## [THE EXERCISE]
Transcribe every line of the listing below without any deviation.

## [PROVIDED RECORDS]
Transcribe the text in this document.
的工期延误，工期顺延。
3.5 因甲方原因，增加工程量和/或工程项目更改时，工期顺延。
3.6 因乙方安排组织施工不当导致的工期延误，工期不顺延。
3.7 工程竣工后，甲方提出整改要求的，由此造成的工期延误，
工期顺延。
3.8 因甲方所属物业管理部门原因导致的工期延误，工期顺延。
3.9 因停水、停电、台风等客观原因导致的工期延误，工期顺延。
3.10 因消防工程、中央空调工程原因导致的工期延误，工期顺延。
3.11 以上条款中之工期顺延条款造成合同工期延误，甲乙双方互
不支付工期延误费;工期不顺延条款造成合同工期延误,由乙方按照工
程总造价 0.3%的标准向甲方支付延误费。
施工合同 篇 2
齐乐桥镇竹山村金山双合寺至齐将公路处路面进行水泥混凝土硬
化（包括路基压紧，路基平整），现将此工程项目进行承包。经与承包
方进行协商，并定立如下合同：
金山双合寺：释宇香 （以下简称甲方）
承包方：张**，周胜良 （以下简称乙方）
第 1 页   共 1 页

## [CORRECT RESPONSE]
Transcribe the text in this document.
的工期延误，工期顺延。
3.5 因甲方原因，增加工程量和/或工程项目更改时，工期顺延。
3.6 因乙方安排组织施工不当导致的工期延误，工期不顺延。
3.7 工程竣工后，甲方提出整改要求的，由此造成的工期延误，
工期顺延。
3.8 因甲方所属物业管理部门原因导致的工期延误，工期顺延。
3.9 因停水、停电、台风等客观原因导致的工期延误，工期顺延。
3.10 因消防工程、中央空调工程原因导致的工期延误，工期顺延。
3.11 以上条款中之工期顺延条款造成合同工期延误，甲乙双方互
不支付工期延误费;工期不顺延条款造成合同工期延误,由乙方按照工
程总造价 0.3%的标准向甲方支付延误费。
施工合同 篇 2
齐乐桥镇竹山村金山双合寺至齐将公路处路面进行水泥混凝土硬
化（包括路基压紧，路基平整），现将此工程项目进行承包。经与承包
方进行协商，并定立如下合同：
金山双合寺：释宇香 （以下简称甲方）
承包方：张**，周胜良 （以下简称乙方）
第 1 页   共 1 页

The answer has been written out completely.